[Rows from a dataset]
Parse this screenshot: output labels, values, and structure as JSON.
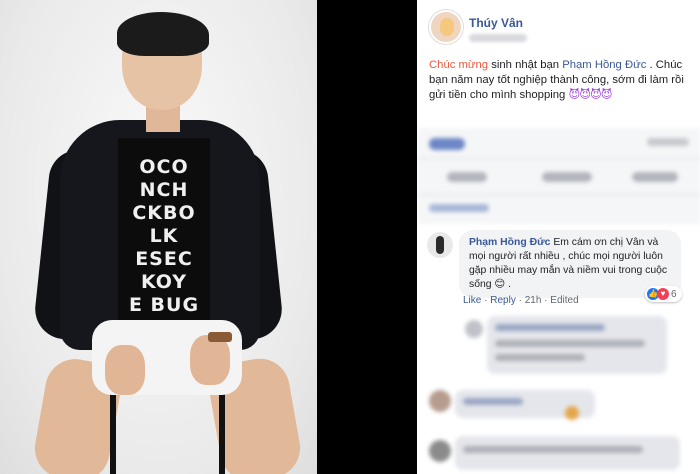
{
  "post": {
    "author": "Thúy Vân",
    "text_highlight": "Chúc mừng",
    "text_mid": " sinh nhật bạn ",
    "tagged_user": "Phạm Hồng Đức",
    "text_rest": " . Chúc bạn năm nay tốt nghiệp thành công, sớm đi làm rồi gửi tiền cho mình shopping ",
    "emoji": "😈😈😈😈"
  },
  "comment": {
    "author": "Phạm Hồng Đức",
    "text": "Em cám ơn chị Vân và mọi người rất nhiều , chúc mọi người luôn gặp nhiều may mắn và niềm vui trong cuộc sống 😊 .",
    "reaction_count": "6",
    "actions": {
      "like": "Like",
      "sep1": " · ",
      "reply": "Reply",
      "sep2": " · ",
      "time": "21h",
      "sep3": " · ",
      "edited": "Edited"
    }
  },
  "photo": {
    "shirt_text": "OCO\nNCH\nCKBO\nLK\nESEC\nKOY\nE BUG\nE OR"
  },
  "colors": {
    "link_blue": "#385898",
    "highlight_red": "#e9593f",
    "like_blue": "#1877f2",
    "heart_red": "#f33e58"
  },
  "icons": [
    "like-reaction-icon",
    "heart-reaction-icon"
  ]
}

▶ Exercise
Quote each entry above verbatim and drop the pictures.

▶ Solution to this exercise
Parse this screenshot: output labels, values, and structure as JSON.
{
  "post": {
    "author": "Thúy Vân",
    "text_highlight": "Chúc mừng",
    "text_mid": " sinh nhật bạn ",
    "tagged_user": "Phạm Hồng Đức",
    "text_rest": " . Chúc bạn năm nay tốt nghiệp thành công, sớm đi làm rồi gửi tiền cho mình shopping ",
    "emoji": "😈😈😈😈"
  },
  "comment": {
    "author": "Phạm Hồng Đức",
    "text": "Em cám ơn chị Vân và mọi người rất nhiều , chúc mọi người luôn gặp nhiều may mắn và niềm vui trong cuộc sống 😊 .",
    "reaction_count": "6",
    "actions": {
      "like": "Like",
      "sep1": " · ",
      "reply": "Reply",
      "sep2": " · ",
      "time": "21h",
      "sep3": " · ",
      "edited": "Edited"
    }
  },
  "photo": {
    "shirt_text": "OCO\nNCH\nCKBO\nLK\nESEC\nKOY\nE BUG\nE OR"
  },
  "colors": {
    "link_blue": "#385898",
    "highlight_red": "#e9593f",
    "like_blue": "#1877f2",
    "heart_red": "#f33e58"
  },
  "icons": [
    "like-reaction-icon",
    "heart-reaction-icon"
  ]
}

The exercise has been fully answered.